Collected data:
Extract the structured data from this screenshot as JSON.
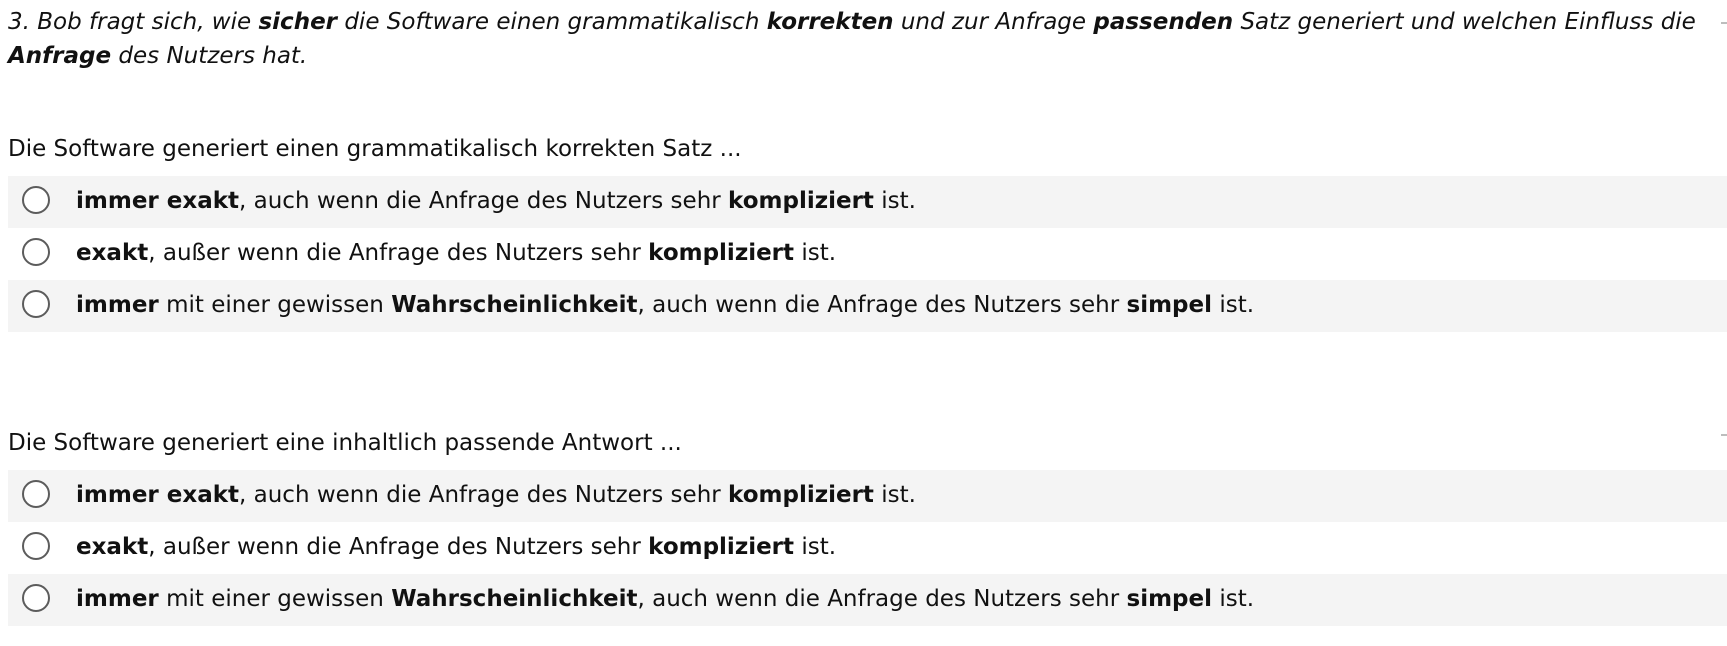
{
  "question": {
    "segments": [
      {
        "text": "3. Bob fragt sich, wie ",
        "bold": false
      },
      {
        "text": "sicher",
        "bold": true
      },
      {
        "text": " die Software einen grammatikalisch ",
        "bold": false
      },
      {
        "text": "korrekten",
        "bold": true
      },
      {
        "text": " und zur Anfrage ",
        "bold": false
      },
      {
        "text": "passenden",
        "bold": true
      },
      {
        "text": " Satz generiert und welchen Einfluss die ",
        "bold": false
      },
      {
        "text": "Anfrage",
        "bold": true
      },
      {
        "text": " des Nutzers hat.",
        "bold": false
      }
    ]
  },
  "sections": [
    {
      "intro": "Die Software generiert einen grammatikalisch korrekten Satz ...",
      "options": [
        {
          "selected": false,
          "segments": [
            {
              "text": "immer exakt",
              "bold": true
            },
            {
              "text": ", auch wenn die Anfrage des Nutzers sehr ",
              "bold": false
            },
            {
              "text": "kompliziert",
              "bold": true
            },
            {
              "text": " ist.",
              "bold": false
            }
          ]
        },
        {
          "selected": false,
          "segments": [
            {
              "text": "exakt",
              "bold": true
            },
            {
              "text": ", außer wenn die Anfrage des Nutzers sehr ",
              "bold": false
            },
            {
              "text": "kompliziert",
              "bold": true
            },
            {
              "text": " ist.",
              "bold": false
            }
          ]
        },
        {
          "selected": false,
          "segments": [
            {
              "text": "immer",
              "bold": true
            },
            {
              "text": " mit einer gewissen ",
              "bold": false
            },
            {
              "text": "Wahrscheinlichkeit",
              "bold": true
            },
            {
              "text": ", auch wenn die Anfrage des Nutzers sehr ",
              "bold": false
            },
            {
              "text": "simpel",
              "bold": true
            },
            {
              "text": " ist.",
              "bold": false
            }
          ]
        }
      ]
    },
    {
      "intro": "Die Software generiert eine inhaltlich passende Antwort ...",
      "options": [
        {
          "selected": false,
          "segments": [
            {
              "text": "immer exakt",
              "bold": true
            },
            {
              "text": ", auch wenn die Anfrage des Nutzers sehr ",
              "bold": false
            },
            {
              "text": "kompliziert",
              "bold": true
            },
            {
              "text": " ist.",
              "bold": false
            }
          ]
        },
        {
          "selected": false,
          "segments": [
            {
              "text": "exakt",
              "bold": true
            },
            {
              "text": ", außer wenn die Anfrage des Nutzers sehr ",
              "bold": false
            },
            {
              "text": "kompliziert",
              "bold": true
            },
            {
              "text": " ist.",
              "bold": false
            }
          ]
        },
        {
          "selected": false,
          "segments": [
            {
              "text": "immer",
              "bold": true
            },
            {
              "text": " mit einer gewissen ",
              "bold": false
            },
            {
              "text": "Wahrscheinlichkeit",
              "bold": true
            },
            {
              "text": ", auch wenn die Anfrage des Nutzers sehr ",
              "bold": false
            },
            {
              "text": "simpel",
              "bold": true
            },
            {
              "text": " ist.",
              "bold": false
            }
          ]
        }
      ]
    }
  ],
  "colors": {
    "row_shade": "#f4f4f4",
    "radio_border": "#5c5c5c",
    "text": "#111111"
  }
}
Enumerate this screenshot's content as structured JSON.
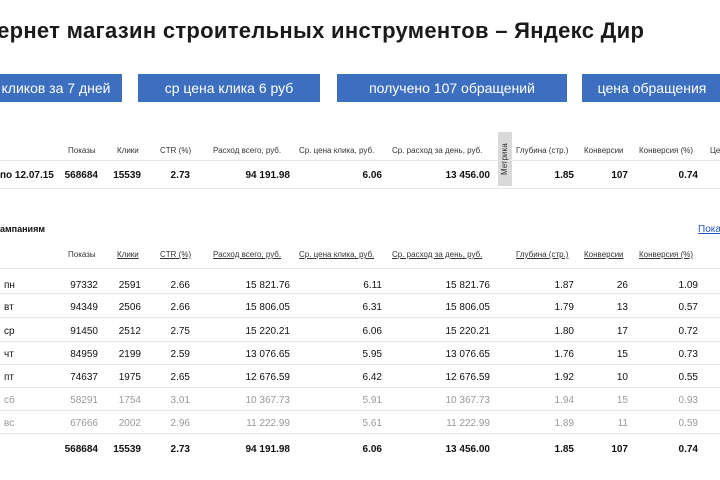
{
  "title": "тернет магазин строительных инструментов – Яндекс Дир",
  "pills": [
    "кликов за 7 дней",
    "ср цена клика 6 руб",
    "получено 107 обращений",
    "цена обращения"
  ],
  "summary": {
    "headers": [
      "Показы",
      "Клики",
      "CTR (%)",
      "Расход всего, руб.",
      "Ср. цена клика, руб.",
      "Ср. расход за день, руб.",
      "Глубина (стр.)",
      "Конверсии",
      "Конверсия (%)",
      "Це"
    ],
    "metrika_label": "Метрика",
    "row": {
      "label": "по 12.07.15",
      "values": [
        "568684",
        "15539",
        "2.73",
        "94 191.98",
        "6.06",
        "13 456.00",
        "1.85",
        "107",
        "0.74"
      ]
    }
  },
  "campaigns": {
    "section_label": "ампаниям",
    "link": "Пока",
    "headers": [
      "Показы",
      "Клики",
      "CTR (%)",
      "Расход всего, руб.",
      "Ср. цена клика, руб.",
      "Ср. расход за день, руб.",
      "Глубина (стр.)",
      "Конверсии",
      "Конверсия (%)"
    ],
    "rows": [
      {
        "label": "пн",
        "values": [
          "97332",
          "2591",
          "2.66",
          "15 821.76",
          "6.11",
          "15 821.76",
          "1.87",
          "26",
          "1.09"
        ]
      },
      {
        "label": "вт",
        "values": [
          "94349",
          "2506",
          "2.66",
          "15 806.05",
          "6.31",
          "15 806.05",
          "1.79",
          "13",
          "0.57"
        ]
      },
      {
        "label": "ср",
        "values": [
          "91450",
          "2512",
          "2.75",
          "15 220.21",
          "6.06",
          "15 220.21",
          "1.80",
          "17",
          "0.72"
        ]
      },
      {
        "label": "чт",
        "values": [
          "84959",
          "2199",
          "2.59",
          "13 076.65",
          "5.95",
          "13 076.65",
          "1.76",
          "15",
          "0.73"
        ]
      },
      {
        "label": "пт",
        "values": [
          "74637",
          "1975",
          "2.65",
          "12 676.59",
          "6.42",
          "12 676.59",
          "1.92",
          "10",
          "0.55"
        ]
      },
      {
        "label": "сб",
        "values": [
          "58291",
          "1754",
          "3.01",
          "10 367.73",
          "5.91",
          "10 367.73",
          "1.94",
          "15",
          "0.93"
        ],
        "weekend": true
      },
      {
        "label": "вс",
        "values": [
          "67666",
          "2002",
          "2.96",
          "11 222.99",
          "5.61",
          "11 222.99",
          "1.89",
          "11",
          "0.59"
        ],
        "weekend": true
      }
    ],
    "total": {
      "values": [
        "568684",
        "15539",
        "2.73",
        "94 191.98",
        "6.06",
        "13 456.00",
        "1.85",
        "107",
        "0.74"
      ]
    }
  }
}
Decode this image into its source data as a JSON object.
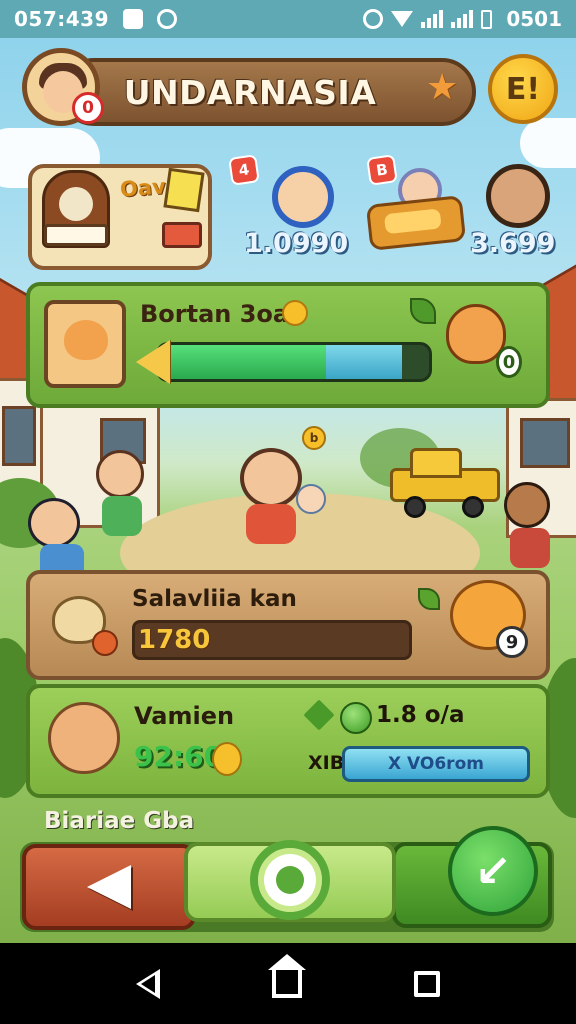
{
  "status_bar": {
    "time": "057:439",
    "right_time": "0501"
  },
  "header": {
    "title": "UNDARNASIA",
    "avatar_badge": "0",
    "alert_label": "E!"
  },
  "resources": {
    "book_label": "Oav",
    "items": [
      {
        "badge": "4",
        "value": "1.0990"
      },
      {
        "badge": "B",
        "value": ""
      },
      {
        "badge": "",
        "value": "3.699"
      }
    ]
  },
  "quest": {
    "title": "Bortan 3oa",
    "count": "0",
    "progress": 0.62,
    "secondary_progress": 0.9
  },
  "scene": {
    "coin_label": "b"
  },
  "harvest": {
    "title": "Salavliia kan",
    "value": "1780",
    "count": "9"
  },
  "pet": {
    "name": "Vamien",
    "value": "92:60",
    "stat": "1.8 o/a",
    "tag": "XIB",
    "bar_label": "X VO6rom"
  },
  "section": {
    "title": "Biariae Gba"
  },
  "colors": {
    "accent_green": "#6eaa3a",
    "panel_brown": "#b78a55",
    "back_red": "#a43d22",
    "sky": "#8fd3ec"
  }
}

Directive: What is needed is an exact reproduction of the data, pictures excluded.

Final answer:
Extract the structured data from this screenshot as JSON.
{
  "question": {
    "segments": [
      {
        "text": "3. Bob fragt sich, wie ",
        "bold": false
      },
      {
        "text": "sicher",
        "bold": true
      },
      {
        "text": " die Software einen grammatikalisch ",
        "bold": false
      },
      {
        "text": "korrekten",
        "bold": true
      },
      {
        "text": " und zur Anfrage ",
        "bold": false
      },
      {
        "text": "passenden",
        "bold": true
      },
      {
        "text": " Satz generiert und welchen Einfluss die ",
        "bold": false
      },
      {
        "text": "Anfrage",
        "bold": true
      },
      {
        "text": " des Nutzers hat.",
        "bold": false
      }
    ]
  },
  "sections": [
    {
      "intro": "Die Software generiert einen grammatikalisch korrekten Satz ...",
      "options": [
        {
          "selected": false,
          "segments": [
            {
              "text": "immer exakt",
              "bold": true
            },
            {
              "text": ", auch wenn die Anfrage des Nutzers sehr ",
              "bold": false
            },
            {
              "text": "kompliziert",
              "bold": true
            },
            {
              "text": " ist.",
              "bold": false
            }
          ]
        },
        {
          "selected": false,
          "segments": [
            {
              "text": "exakt",
              "bold": true
            },
            {
              "text": ", außer wenn die Anfrage des Nutzers sehr ",
              "bold": false
            },
            {
              "text": "kompliziert",
              "bold": true
            },
            {
              "text": " ist.",
              "bold": false
            }
          ]
        },
        {
          "selected": false,
          "segments": [
            {
              "text": "immer",
              "bold": true
            },
            {
              "text": " mit einer gewissen ",
              "bold": false
            },
            {
              "text": "Wahrscheinlichkeit",
              "bold": true
            },
            {
              "text": ", auch wenn die Anfrage des Nutzers sehr ",
              "bold": false
            },
            {
              "text": "simpel",
              "bold": true
            },
            {
              "text": " ist.",
              "bold": false
            }
          ]
        }
      ]
    },
    {
      "intro": "Die Software generiert eine inhaltlich passende Antwort ...",
      "options": [
        {
          "selected": false,
          "segments": [
            {
              "text": "immer exakt",
              "bold": true
            },
            {
              "text": ", auch wenn die Anfrage des Nutzers sehr ",
              "bold": false
            },
            {
              "text": "kompliziert",
              "bold": true
            },
            {
              "text": " ist.",
              "bold": false
            }
          ]
        },
        {
          "selected": false,
          "segments": [
            {
              "text": "exakt",
              "bold": true
            },
            {
              "text": ", außer wenn die Anfrage des Nutzers sehr ",
              "bold": false
            },
            {
              "text": "kompliziert",
              "bold": true
            },
            {
              "text": " ist.",
              "bold": false
            }
          ]
        },
        {
          "selected": false,
          "segments": [
            {
              "text": "immer",
              "bold": true
            },
            {
              "text": " mit einer gewissen ",
              "bold": false
            },
            {
              "text": "Wahrscheinlichkeit",
              "bold": true
            },
            {
              "text": ", auch wenn die Anfrage des Nutzers sehr ",
              "bold": false
            },
            {
              "text": "simpel",
              "bold": true
            },
            {
              "text": " ist.",
              "bold": false
            }
          ]
        }
      ]
    }
  ],
  "colors": {
    "row_shade": "#f4f4f4",
    "radio_border": "#5c5c5c",
    "text": "#111111"
  }
}
Enumerate this screenshot's content as structured JSON.
{
  "title": "тернет магазин строительных инструментов – Яндекс Дир",
  "pills": [
    "кликов за 7 дней",
    "ср цена клика 6 руб",
    "получено 107 обращений",
    "цена обращения"
  ],
  "summary": {
    "headers": [
      "Показы",
      "Клики",
      "CTR (%)",
      "Расход всего, руб.",
      "Ср. цена клика, руб.",
      "Ср. расход за день, руб.",
      "Глубина (стр.)",
      "Конверсии",
      "Конверсия (%)",
      "Це"
    ],
    "metrika_label": "Метрика",
    "row": {
      "label": "по 12.07.15",
      "values": [
        "568684",
        "15539",
        "2.73",
        "94 191.98",
        "6.06",
        "13 456.00",
        "1.85",
        "107",
        "0.74"
      ]
    }
  },
  "campaigns": {
    "section_label": "ампаниям",
    "link": "Пока",
    "headers": [
      "Показы",
      "Клики",
      "CTR (%)",
      "Расход всего, руб.",
      "Ср. цена клика, руб.",
      "Ср. расход за день, руб.",
      "Глубина (стр.)",
      "Конверсии",
      "Конверсия (%)"
    ],
    "rows": [
      {
        "label": "пн",
        "values": [
          "97332",
          "2591",
          "2.66",
          "15 821.76",
          "6.11",
          "15 821.76",
          "1.87",
          "26",
          "1.09"
        ]
      },
      {
        "label": "вт",
        "values": [
          "94349",
          "2506",
          "2.66",
          "15 806.05",
          "6.31",
          "15 806.05",
          "1.79",
          "13",
          "0.57"
        ]
      },
      {
        "label": "ср",
        "values": [
          "91450",
          "2512",
          "2.75",
          "15 220.21",
          "6.06",
          "15 220.21",
          "1.80",
          "17",
          "0.72"
        ]
      },
      {
        "label": "чт",
        "values": [
          "84959",
          "2199",
          "2.59",
          "13 076.65",
          "5.95",
          "13 076.65",
          "1.76",
          "15",
          "0.73"
        ]
      },
      {
        "label": "пт",
        "values": [
          "74637",
          "1975",
          "2.65",
          "12 676.59",
          "6.42",
          "12 676.59",
          "1.92",
          "10",
          "0.55"
        ]
      },
      {
        "label": "сб",
        "values": [
          "58291",
          "1754",
          "3.01",
          "10 367.73",
          "5.91",
          "10 367.73",
          "1.94",
          "15",
          "0.93"
        ],
        "weekend": true
      },
      {
        "label": "вс",
        "values": [
          "67666",
          "2002",
          "2.96",
          "11 222.99",
          "5.61",
          "11 222.99",
          "1.89",
          "11",
          "0.59"
        ],
        "weekend": true
      }
    ],
    "total": {
      "values": [
        "568684",
        "15539",
        "2.73",
        "94 191.98",
        "6.06",
        "13 456.00",
        "1.85",
        "107",
        "0.74"
      ]
    }
  }
}
Decode this image into its source data as a JSON object.
{
  "status_bar": {
    "time": "057:439",
    "right_time": "0501"
  },
  "header": {
    "title": "UNDARNASIA",
    "avatar_badge": "0",
    "alert_label": "E!"
  },
  "resources": {
    "book_label": "Oav",
    "items": [
      {
        "badge": "4",
        "value": "1.0990"
      },
      {
        "badge": "B",
        "value": ""
      },
      {
        "badge": "",
        "value": "3.699"
      }
    ]
  },
  "quest": {
    "title": "Bortan 3oa",
    "count": "0",
    "progress": 0.62,
    "secondary_progress": 0.9
  },
  "scene": {
    "coin_label": "b"
  },
  "harvest": {
    "title": "Salavliia kan",
    "value": "1780",
    "count": "9"
  },
  "pet": {
    "name": "Vamien",
    "value": "92:60",
    "stat": "1.8 o/a",
    "tag": "XIB",
    "bar_label": "X VO6rom"
  },
  "section": {
    "title": "Biariae Gba"
  },
  "colors": {
    "accent_green": "#6eaa3a",
    "panel_brown": "#b78a55",
    "back_red": "#a43d22",
    "sky": "#8fd3ec"
  }
}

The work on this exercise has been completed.